▶ _AIM OF THE TASK_
Quote the listing below in its entirety, omitting every image.

-- MATERIAL SHOWN start --

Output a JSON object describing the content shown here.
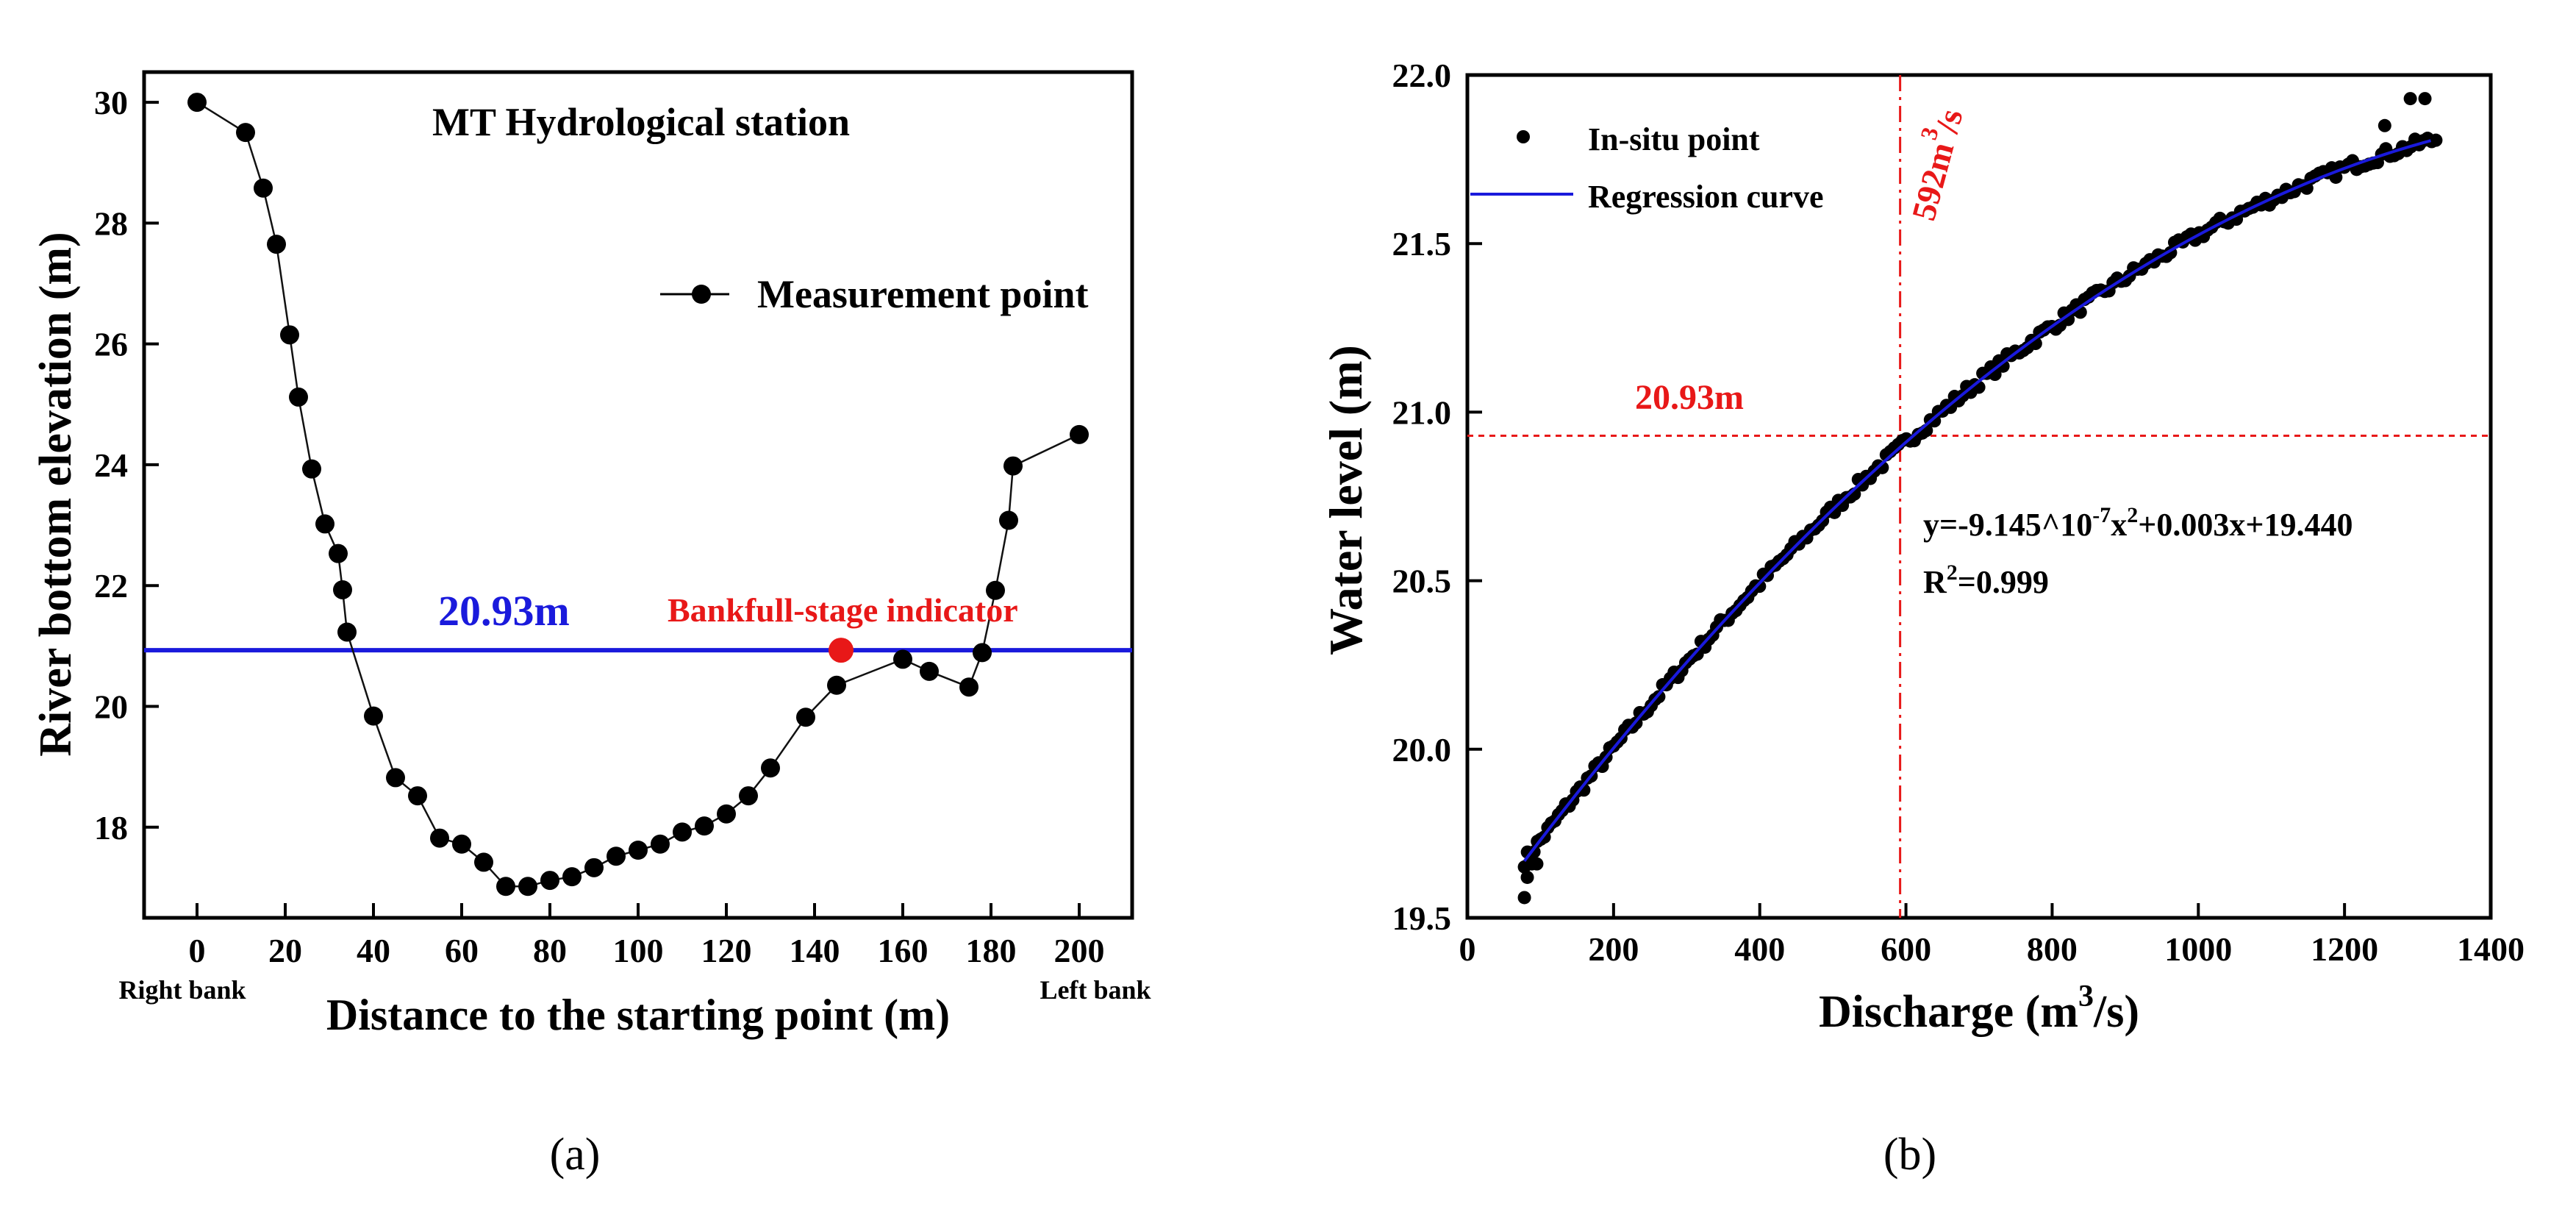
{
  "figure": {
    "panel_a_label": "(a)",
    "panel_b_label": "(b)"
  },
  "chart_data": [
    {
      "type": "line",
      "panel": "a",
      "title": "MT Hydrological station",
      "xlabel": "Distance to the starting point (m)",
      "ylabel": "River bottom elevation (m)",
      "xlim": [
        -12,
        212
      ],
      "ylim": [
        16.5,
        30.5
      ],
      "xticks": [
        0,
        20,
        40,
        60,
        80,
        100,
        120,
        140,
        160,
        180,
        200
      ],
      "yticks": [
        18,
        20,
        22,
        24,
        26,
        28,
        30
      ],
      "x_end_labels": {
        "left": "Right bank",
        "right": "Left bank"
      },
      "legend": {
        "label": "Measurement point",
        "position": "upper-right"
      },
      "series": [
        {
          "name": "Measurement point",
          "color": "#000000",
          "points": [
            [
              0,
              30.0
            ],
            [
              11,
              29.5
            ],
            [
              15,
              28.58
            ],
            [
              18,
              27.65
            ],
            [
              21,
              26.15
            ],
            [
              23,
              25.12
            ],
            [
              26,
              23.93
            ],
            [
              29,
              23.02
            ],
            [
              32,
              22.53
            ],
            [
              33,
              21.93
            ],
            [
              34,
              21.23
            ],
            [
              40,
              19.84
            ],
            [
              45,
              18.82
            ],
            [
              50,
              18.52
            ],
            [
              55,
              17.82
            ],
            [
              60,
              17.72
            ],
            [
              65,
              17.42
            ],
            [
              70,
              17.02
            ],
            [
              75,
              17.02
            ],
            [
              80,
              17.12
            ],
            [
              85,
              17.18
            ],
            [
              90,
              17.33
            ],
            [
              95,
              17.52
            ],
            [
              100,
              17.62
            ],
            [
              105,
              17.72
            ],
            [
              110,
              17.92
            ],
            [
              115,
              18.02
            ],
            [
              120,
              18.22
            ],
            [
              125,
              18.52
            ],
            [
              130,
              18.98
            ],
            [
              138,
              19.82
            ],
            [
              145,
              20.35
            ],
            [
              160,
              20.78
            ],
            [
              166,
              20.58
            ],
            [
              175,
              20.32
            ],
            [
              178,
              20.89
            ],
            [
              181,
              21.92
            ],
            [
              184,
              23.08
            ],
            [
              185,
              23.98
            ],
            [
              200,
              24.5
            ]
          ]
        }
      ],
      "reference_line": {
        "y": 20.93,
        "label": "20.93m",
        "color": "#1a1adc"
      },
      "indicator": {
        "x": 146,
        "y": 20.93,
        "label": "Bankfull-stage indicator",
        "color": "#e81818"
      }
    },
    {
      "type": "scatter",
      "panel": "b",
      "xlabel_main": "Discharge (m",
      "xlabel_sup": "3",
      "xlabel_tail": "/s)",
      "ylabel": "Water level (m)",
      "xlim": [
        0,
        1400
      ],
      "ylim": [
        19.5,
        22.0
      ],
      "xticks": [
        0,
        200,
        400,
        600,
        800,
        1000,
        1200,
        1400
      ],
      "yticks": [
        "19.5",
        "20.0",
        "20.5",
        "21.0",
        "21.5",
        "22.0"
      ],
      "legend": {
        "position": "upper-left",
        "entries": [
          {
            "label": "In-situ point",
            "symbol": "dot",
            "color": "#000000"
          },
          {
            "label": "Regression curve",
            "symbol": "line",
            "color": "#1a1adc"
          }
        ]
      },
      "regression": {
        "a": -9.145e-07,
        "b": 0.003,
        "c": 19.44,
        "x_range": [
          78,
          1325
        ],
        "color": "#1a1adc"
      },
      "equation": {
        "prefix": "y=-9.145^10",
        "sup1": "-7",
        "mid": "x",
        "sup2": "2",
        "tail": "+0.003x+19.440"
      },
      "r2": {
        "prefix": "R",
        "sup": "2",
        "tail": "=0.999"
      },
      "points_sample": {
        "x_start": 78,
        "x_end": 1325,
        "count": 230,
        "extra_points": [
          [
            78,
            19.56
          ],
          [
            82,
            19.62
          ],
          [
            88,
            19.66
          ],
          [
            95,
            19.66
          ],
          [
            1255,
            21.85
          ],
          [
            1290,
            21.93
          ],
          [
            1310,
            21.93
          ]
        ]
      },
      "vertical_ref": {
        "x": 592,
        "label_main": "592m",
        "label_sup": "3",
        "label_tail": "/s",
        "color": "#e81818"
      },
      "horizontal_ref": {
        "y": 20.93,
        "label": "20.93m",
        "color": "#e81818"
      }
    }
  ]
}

-- MATERIAL SHOWN end --

▶ _CORRECT OUTPUT_
Output a JSON object describing the content shown here.
{
  "figure": {
    "panel_a_label": "(a)",
    "panel_b_label": "(b)"
  },
  "chart_data": [
    {
      "type": "line",
      "panel": "a",
      "title": "MT Hydrological station",
      "xlabel": "Distance to the starting point (m)",
      "ylabel": "River bottom elevation (m)",
      "xlim": [
        -12,
        212
      ],
      "ylim": [
        16.5,
        30.5
      ],
      "xticks": [
        0,
        20,
        40,
        60,
        80,
        100,
        120,
        140,
        160,
        180,
        200
      ],
      "yticks": [
        18,
        20,
        22,
        24,
        26,
        28,
        30
      ],
      "x_end_labels": {
        "left": "Right bank",
        "right": "Left bank"
      },
      "legend": {
        "label": "Measurement point",
        "position": "upper-right"
      },
      "series": [
        {
          "name": "Measurement point",
          "color": "#000000",
          "points": [
            [
              0,
              30.0
            ],
            [
              11,
              29.5
            ],
            [
              15,
              28.58
            ],
            [
              18,
              27.65
            ],
            [
              21,
              26.15
            ],
            [
              23,
              25.12
            ],
            [
              26,
              23.93
            ],
            [
              29,
              23.02
            ],
            [
              32,
              22.53
            ],
            [
              33,
              21.93
            ],
            [
              34,
              21.23
            ],
            [
              40,
              19.84
            ],
            [
              45,
              18.82
            ],
            [
              50,
              18.52
            ],
            [
              55,
              17.82
            ],
            [
              60,
              17.72
            ],
            [
              65,
              17.42
            ],
            [
              70,
              17.02
            ],
            [
              75,
              17.02
            ],
            [
              80,
              17.12
            ],
            [
              85,
              17.18
            ],
            [
              90,
              17.33
            ],
            [
              95,
              17.52
            ],
            [
              100,
              17.62
            ],
            [
              105,
              17.72
            ],
            [
              110,
              17.92
            ],
            [
              115,
              18.02
            ],
            [
              120,
              18.22
            ],
            [
              125,
              18.52
            ],
            [
              130,
              18.98
            ],
            [
              138,
              19.82
            ],
            [
              145,
              20.35
            ],
            [
              160,
              20.78
            ],
            [
              166,
              20.58
            ],
            [
              175,
              20.32
            ],
            [
              178,
              20.89
            ],
            [
              181,
              21.92
            ],
            [
              184,
              23.08
            ],
            [
              185,
              23.98
            ],
            [
              200,
              24.5
            ]
          ]
        }
      ],
      "reference_line": {
        "y": 20.93,
        "label": "20.93m",
        "color": "#1a1adc"
      },
      "indicator": {
        "x": 146,
        "y": 20.93,
        "label": "Bankfull-stage indicator",
        "color": "#e81818"
      }
    },
    {
      "type": "scatter",
      "panel": "b",
      "xlabel_main": "Discharge (m",
      "xlabel_sup": "3",
      "xlabel_tail": "/s)",
      "ylabel": "Water level (m)",
      "xlim": [
        0,
        1400
      ],
      "ylim": [
        19.5,
        22.0
      ],
      "xticks": [
        0,
        200,
        400,
        600,
        800,
        1000,
        1200,
        1400
      ],
      "yticks": [
        "19.5",
        "20.0",
        "20.5",
        "21.0",
        "21.5",
        "22.0"
      ],
      "legend": {
        "position": "upper-left",
        "entries": [
          {
            "label": "In-situ point",
            "symbol": "dot",
            "color": "#000000"
          },
          {
            "label": "Regression curve",
            "symbol": "line",
            "color": "#1a1adc"
          }
        ]
      },
      "regression": {
        "a": -9.145e-07,
        "b": 0.003,
        "c": 19.44,
        "x_range": [
          78,
          1325
        ],
        "color": "#1a1adc"
      },
      "equation": {
        "prefix": "y=-9.145^10",
        "sup1": "-7",
        "mid": "x",
        "sup2": "2",
        "tail": "+0.003x+19.440"
      },
      "r2": {
        "prefix": "R",
        "sup": "2",
        "tail": "=0.999"
      },
      "points_sample": {
        "x_start": 78,
        "x_end": 1325,
        "count": 230,
        "extra_points": [
          [
            78,
            19.56
          ],
          [
            82,
            19.62
          ],
          [
            88,
            19.66
          ],
          [
            95,
            19.66
          ],
          [
            1255,
            21.85
          ],
          [
            1290,
            21.93
          ],
          [
            1310,
            21.93
          ]
        ]
      },
      "vertical_ref": {
        "x": 592,
        "label_main": "592m",
        "label_sup": "3",
        "label_tail": "/s",
        "color": "#e81818"
      },
      "horizontal_ref": {
        "y": 20.93,
        "label": "20.93m",
        "color": "#e81818"
      }
    }
  ]
}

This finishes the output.